▶ **WORK TO DO**
Using the listing below, report all lines holding the word "Handwörterbuch".

▶ **LISTED RECORDS**
—————

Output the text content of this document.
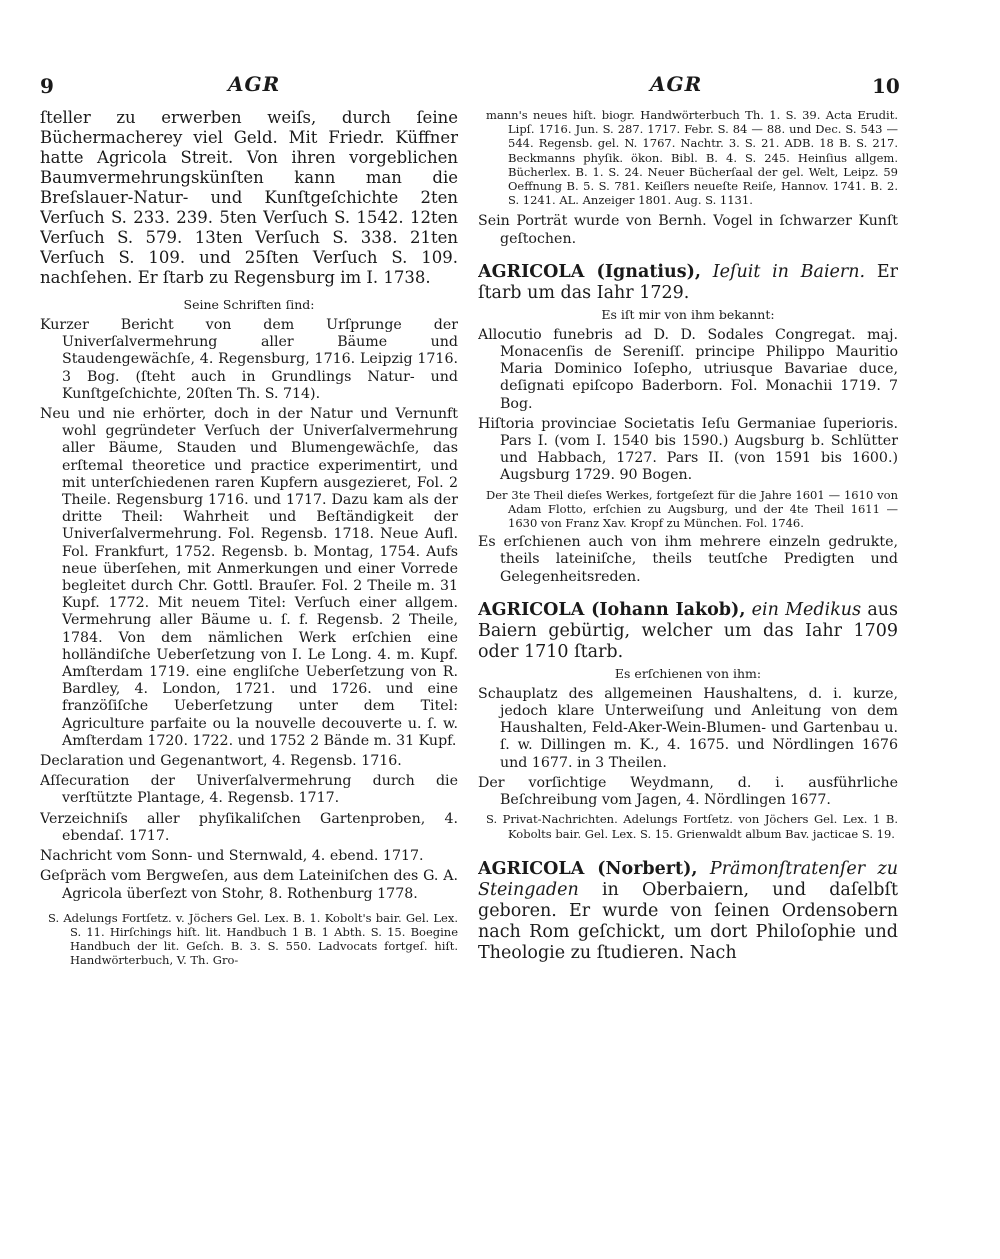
9	AGR	AGR	10

ſteller zu erwerben weiſs, durch ſeine Büchermacherey viel Geld. Mit Friedr. Küffner hatte Agricola Streit. Von ihren vorgeblichen Baumvermehrungskünſten kann man die Breſslauer-Natur- und Kunſtgeſchichte 2ten Verſuch S. 233. 239. 5ten Verſuch S. 1542. 12ten Verſuch S. 579. 13ten Verſuch S. 338. 21ten Verſuch S. 109. und 25ſten Verſuch S. 109. nachſehen. Er ſtarb zu Regensburg im I. 1738.

Seine Schriften ſind:

Kurzer Bericht von dem Urſprunge der Univerſalvermehrung aller Bäume und Staudengewächſe, 4. Regensburg, 1716. Leipzig 1716. 3 Bog. (ſteht auch in Grundlings Natur- und Kunſtgeſchichte, 20ſten Th. S. 714).

Neu und nie erhörter, doch in der Natur und Vernunft wohl gegründeter Verſuch der Univerſalvermehrung aller Bäume, Stauden und Blumengewächſe, das erſtemal theoretice und practice experimentirt, und mit unterſchiedenen raren Kupfern ausgezieret, Fol. 2 Theile. Regensburg 1716. und 1717. Dazu kam als der dritte Theil: Wahrheit und Beſtändigkeit der Univerſalvermehrung. Fol. Regensb. 1718. Neue Aufl. Fol. Frankfurt, 1752. Regensb. b. Montag, 1754. Aufs neue überſehen, mit Anmerkungen und einer Vorrede begleitet durch Chr. Gottl. Brauſer. Fol. 2 Theile m. 31 Kupf. 1772. Mit neuem Titel: Verſuch einer allgem. Vermehrung aller Bäume u. ſ. f. Regensb. 2 Theile, 1784. Von dem nämlichen Werk erſchien eine holländiſche Ueberſetzung von I. Le Long. 4. m. Kupf. Amſterdam 1719. eine engliſche Ueberſetzung von R. Bardley, 4. London, 1721. und 1726. und eine franzöſiſche Ueberſetzung unter dem Titel: Agriculture parfaite ou la nouvelle decouverte u. ſ. w. Amſterdam 1720. 1722. und 1752 2 Bände m. 31 Kupf.

Declaration und Gegenantwort, 4. Regensb. 1716.

Aſſecuration der Univerſalvermehrung durch die verſtützte Plantage, 4. Regensb. 1717.

Verzeichniſs aller phyſikaliſchen Gartenproben, 4. ebendaſ. 1717.

Nachricht vom Sonn- und Sternwald, 4. ebend. 1717.

Geſpräch vom Bergweſen, aus dem Lateiniſchen des G. A. Agricola überſezt von Stohr, 8. Rothenburg 1778.

S. Adelungs Fortſetz. v. Jöchers Gel. Lex. B. 1. Kobolt's bair. Gel. Lex. S. 11. Hirſchings hiſt. lit. Handbuch 1 B. 1 Abth. S. 15. Boegine Handbuch der lit. Geſch. B. 3. S. 550. Ladvocats fortgeſ. hiſt. Handwörterbuch, V. Th. Gro-

mann's neues hiſt. biogr. Handwörterbuch Th. 1. S. 39. Acta Erudit. Lipſ. 1716. Jun. S. 287. 1717. Febr. S. 84 — 88. und Dec. S. 543 — 544. Regensb. gel. N. 1767. Nachtr. 3. S. 21. ADB. 18 B. S. 217. Beckmanns phyſik. ökon. Bibl. B. 4. S. 245. Heinſius allgem. Bücherlex. B. 1. S. 24. Neuer Bücherſaal der gel. Welt, Leipz. 59 Oeffnung B. 5. S. 781. Keiſlers neueſte Reiſe, Hannov. 1741. B. 2. S. 1241. AL. Anzeiger 1801. Aug. S. 1131.

Sein Porträt wurde von Bernh. Vogel in ſchwarzer Kunſt geſtochen.

AGRICOLA (Ignatius), Ieſuit in Baiern. Er ſtarb um das Iahr 1729.

Es iſt mir von ihm bekannt:

Allocutio funebris ad D. D. Sodales Congregat. maj. Monacenſis de Sereniſſ. principe Philippo Mauritio Maria Dominico Ioſepho, utriusque Bavariae duce, deſignati epiſcopo Baderborn. Fol. Monachii 1719. 7 Bog.

Hiſtoria provinciae Societatis Ieſu Germaniae ſuperioris. Pars I. (vom I. 1540 bis 1590.) Augsburg b. Schlütter und Habbach, 1727. Pars II. (von 1591 bis 1600.) Augsburg 1729. 90 Bogen.

Der 3te Theil dieſes Werkes, fortgeſezt für die Jahre 1601 — 1610 von Adam Flotto, erſchien zu Augsburg, und der 4te Theil 1611 — 1630 von Franz Xav. Kropf zu München. Fol. 1746.

Es erſchienen auch von ihm mehrere einzeln gedrukte, theils lateiniſche, theils teutſche Predigten und Gelegenheitsreden.

AGRICOLA (Iohann Iakob), ein Medikus aus Baiern gebürtig, welcher um das Iahr 1709 oder 1710 ſtarb.

Es erſchienen von ihm:

Schauplatz des allgemeinen Haushaltens, d. i. kurze, jedoch klare Unterweiſung und Anleitung von dem Haushalten, Feld-Aker-Wein-Blumen- und Gartenbau u. ſ. w. Dillingen m. K., 4. 1675. und Nördlingen 1676 und 1677. in 3 Theilen.

Der vorſichtige Weydmann, d. i. ausführliche Beſchreibung vom Jagen, 4. Nördlingen 1677.

S. Privat-Nachrichten. Adelungs Fortſetz. von Jöchers Gel. Lex. 1 B. Kobolts bair. Gel. Lex. S. 15. Grienwaldt album Bav. jacticae S. 19.

AGRICOLA (Norbert), Prämonſtratenſer zu Steingaden in Oberbaiern, und daſelbſt geboren. Er wurde von ſeinen Ordensobern nach Rom geſchickt, um dort Philoſophie und Theologie zu ſtudieren. Nach
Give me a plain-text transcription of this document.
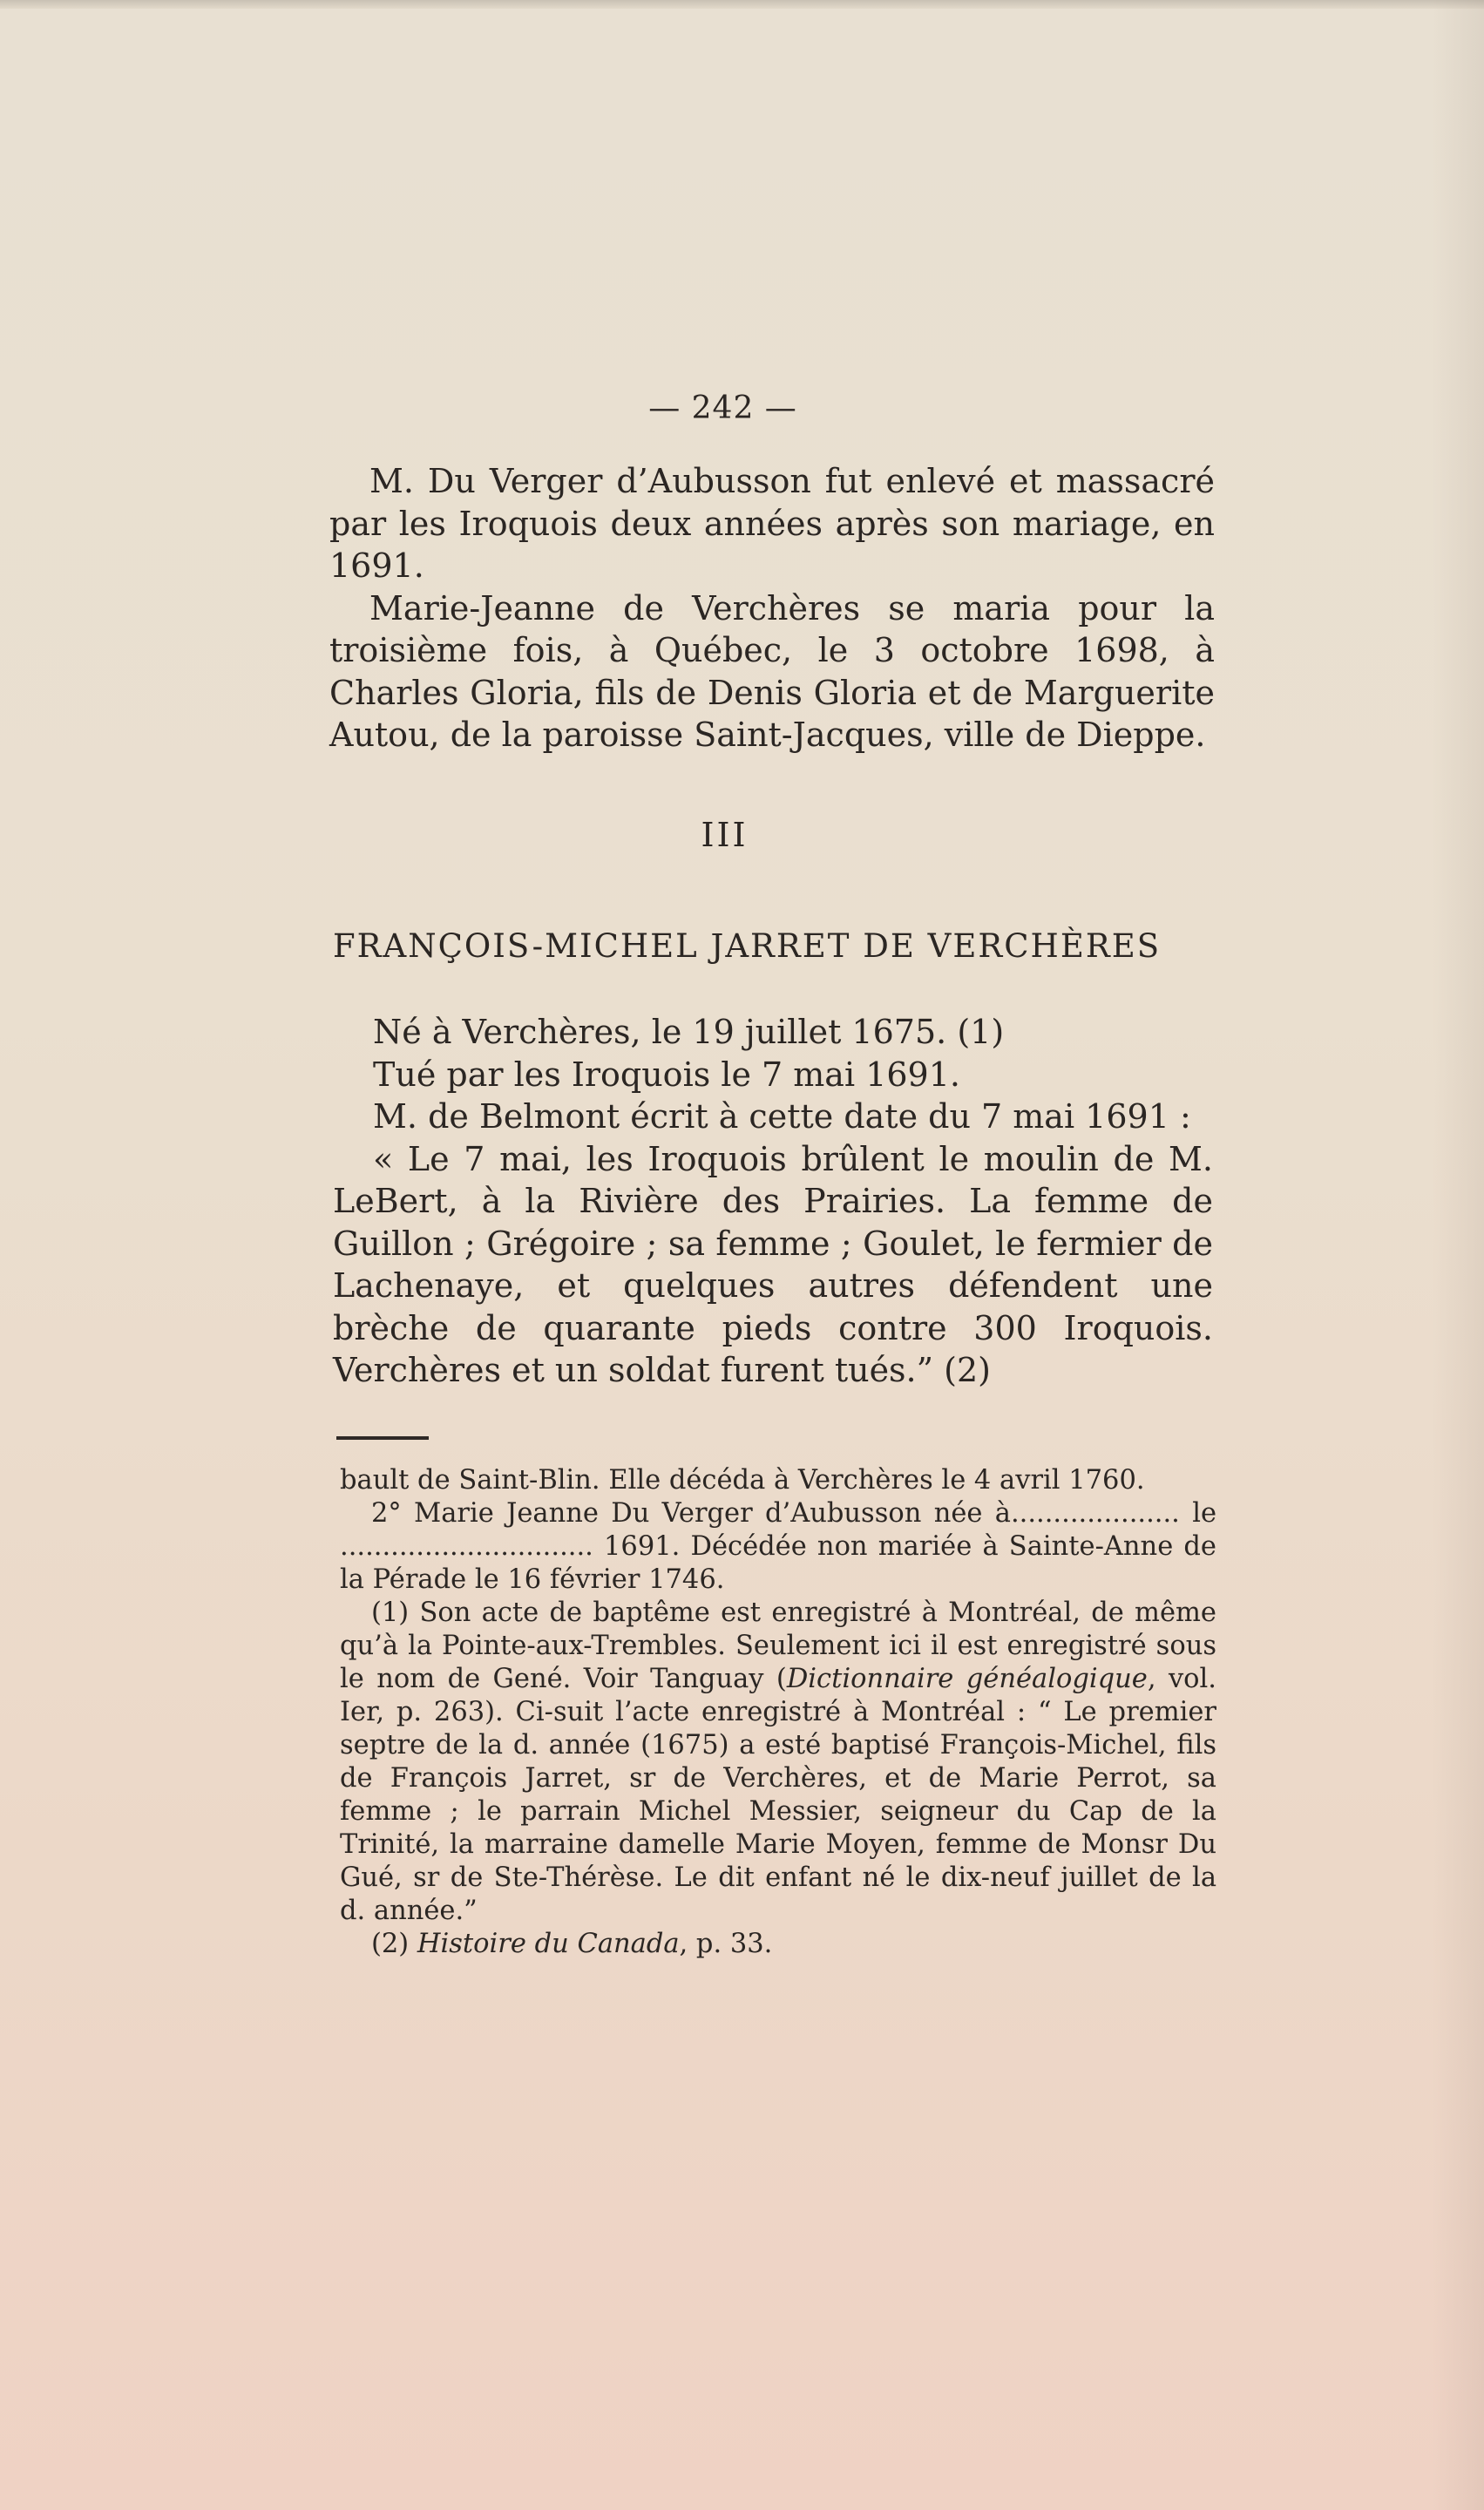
— 242 —

M. Du Verger d’Aubusson fut enlevé et massacré par les Iroquois deux années après son mariage, en 1691.

Marie-Jeanne de Verchères se maria pour la troisième fois, à Québec, le 3 octobre 1698, à Charles Gloria, fils de Denis Gloria et de Marguerite Autou, de la paroisse Saint-Jacques, ville de Dieppe.

III
FRANÇOIS-MICHEL JARRET DE VERCHÈRES

Né à Verchères, le 19 juillet 1675. (1)

Tué par les Iroquois le 7 mai 1691.

M. de Belmont écrit à cette date du 7 mai 1691 :

« Le 7 mai, les Iroquois brûlent le moulin de M. LeBert, à la Rivière des Prairies. La femme de Guillon ; Grégoire ; sa femme ; Goulet, le fermier de Lachenaye, et quelques autres défendent une brèche de quarante pieds contre 300 Iroquois. Verchères et un soldat furent tués.” (2)

bault de Saint-Blin. Elle décéda à Verchères le 4 avril 1760.

2° Marie Jeanne Du Verger d’Aubusson née à.................... le .............................. 1691. Décédée non mariée à Sainte-Anne de la Pérade le 16 février 1746.

(1) Son acte de baptême est enregistré à Montréal, de même qu’à la Pointe-aux-Trembles. Seulement ici il est enregistré sous le nom de Gené. Voir Tanguay (Dictionnaire généalogique, vol. Ier, p. 263). Ci-suit l’acte enregistré à Montréal : “ Le premier septre de la d. année (1675) a esté baptisé François-Michel, fils de François Jarret, sr de Verchères, et de Marie Perrot, sa femme ; le parrain Michel Messier, seigneur du Cap de la Trinité, la marraine damelle Marie Moyen, femme de Monsr Du Gué, sr de Ste-Thérèse. Le dit enfant né le dix-neuf juillet de la d. année.”

(2) Histoire du Canada, p. 33.
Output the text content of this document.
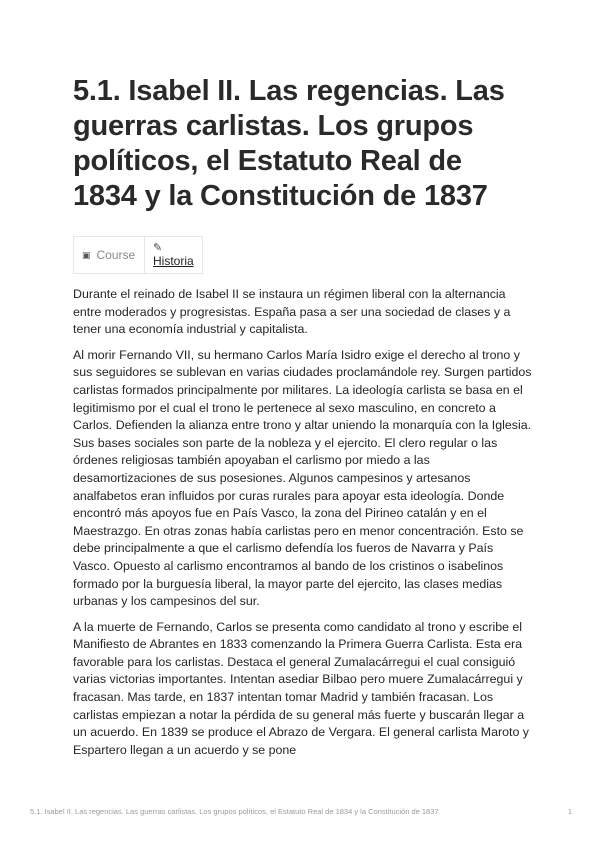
5.1. Isabel II. Las regencias. Las guerras carlistas. Los grupos políticos, el Estatuto Real de 1834 y la Constitución de 1837
▣ Course
✎
Historia

Durante el reinado de Isabel II se instaura un régimen liberal con la alternancia entre moderados y progresistas. España pasa a ser una sociedad de clases y a tener una economía industrial y capitalista.

Al morir Fernando VII, su hermano Carlos María Isidro exige el derecho al trono y sus seguidores se sublevan en varias ciudades proclamándole rey. Surgen partidos carlistas formados principalmente por militares. La ideología carlista se basa en el legitimismo por el cual el trono le pertenece al sexo masculino, en concreto a Carlos. Defienden la alianza entre trono y altar uniendo la monarquía con la Iglesia. Sus bases sociales son parte de la nobleza y el ejercito. El clero regular o las órdenes religiosas también apoyaban el carlismo por miedo a las desamortizaciones de sus posesiones. Algunos campesinos y artesanos analfabetos eran influidos por curas rurales para apoyar esta ideología. Donde encontró más apoyos fue en País Vasco, la zona del Pirineo catalán y en el Maestrazgo. En otras zonas había carlistas pero en menor concentración. Esto se debe principalmente a que el carlismo defendía los fueros de Navarra y País Vasco. Opuesto al carlismo encontramos al bando de los cristinos o isabelinos formado por la burguesía liberal, la mayor parte del ejercito, las clases medias urbanas y los campesinos del sur.

A la muerte de Fernando, Carlos se presenta como candidato al trono y escribe el Manifiesto de Abrantes en 1833 comenzando la Primera Guerra Carlista. Esta era favorable para los carlistas. Destaca el general Zumalacárregui el cual consiguió varias victorias importantes. Intentan asediar Bilbao pero muere Zumalacárregui y fracasan. Mas tarde, en 1837 intentan tomar Madrid y también fracasan. Los carlistas empiezan a notar la pérdida de su general más fuerte y buscarán llegar a un acuerdo. En 1839 se produce el Abrazo de Vergara. El general carlista Maroto y Espartero llegan a un acuerdo y se pone

5.1. Isabel II. Las regencias. Las guerras carlistas. Los grupos políticos, el Estatuto Real de 1834 y la Constitución de 1837	1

—————

▶ **RESPONSE TO THE EXERCISE**
S. Adelungs Fortſetz. v. Jöchers Gel. Lex. B. 1. Kobolt's bair. Gel. Lex. S. 11. Hirſchings hiſt. lit. Handbuch 1 B. 1 Abth. S. 15. Boegine Handbuch der lit. Geſch. B. 3. S. 550. Ladvocats fortgeſ. hiſt. Handwörterbuch, V. Th. Gro-
mann's neues hiſt. biogr. Handwörterbuch Th. 1. S. 39. Acta Erudit. Lipſ. 1716. Jun. S. 287. 1717. Febr. S. 84 — 88. und Dec. S. 543 — 544. Regensb. gel. N. 1767. Nachtr. 3. S. 21. ADB. 18 B. S. 217. Beckmanns phyſik. ökon. Bibl. B. 4. S. 245. Heinſius allgem. Bücherlex. B. 1. S. 24. Neuer Bücherſaal der gel. Welt, Leipz. 59 Oeffnung B. 5. S. 781. Keiſlers neueſte Reiſe, Hannov. 1741. B. 2. S. 1241. AL. Anzeiger 1801. Aug. S. 1131.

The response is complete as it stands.